→ **Exercise requirements**
Images must not appear in your copy; reproduce every other part of the records exactly.

→ **Task material**
◆ ◆ ◆ ◆ ◆

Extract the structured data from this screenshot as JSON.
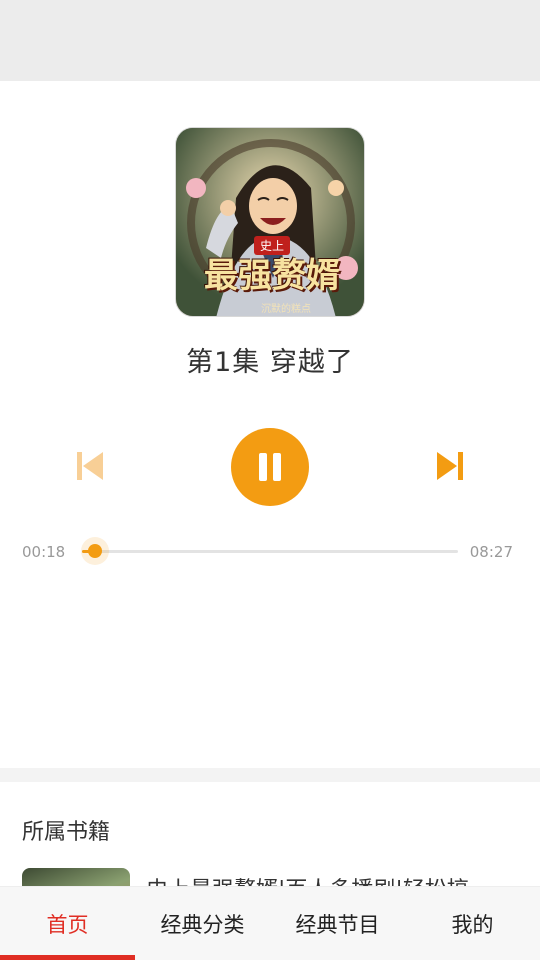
{
  "player": {
    "episode_title": "第1集 穿越了",
    "cover": {
      "badge": "史上",
      "title": "最强赘婿",
      "author": "沉默的糕点"
    },
    "time_current": "00:18",
    "time_total": "08:27",
    "progress_fraction": 0.035,
    "state": "playing",
    "accent_color": "#f39c12"
  },
  "book": {
    "section_title": "所属书籍",
    "name": "史上最强赘婿|百人多播剧|轻松搞"
  },
  "nav": {
    "items": [
      {
        "label": "首页",
        "active": true
      },
      {
        "label": "经典分类",
        "active": false
      },
      {
        "label": "经典节目",
        "active": false
      },
      {
        "label": "我的",
        "active": false
      }
    ],
    "active_color": "#e02e24"
  }
}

◆ ◆ ◆ ◆ ◆

→ **Answer to this problem**
Extract the structured data from this screenshot as JSON.
{
  "player": {
    "episode_title": "第1集 穿越了",
    "cover": {
      "badge": "史上",
      "title": "最强赘婿",
      "author": "沉默的糕点"
    },
    "time_current": "00:18",
    "time_total": "08:27",
    "progress_fraction": 0.035,
    "state": "playing",
    "accent_color": "#f39c12"
  },
  "book": {
    "section_title": "所属书籍",
    "name": "史上最强赘婿|百人多播剧|轻松搞"
  },
  "nav": {
    "items": [
      {
        "label": "首页",
        "active": true
      },
      {
        "label": "经典分类",
        "active": false
      },
      {
        "label": "经典节目",
        "active": false
      },
      {
        "label": "我的",
        "active": false
      }
    ],
    "active_color": "#e02e24"
  }
}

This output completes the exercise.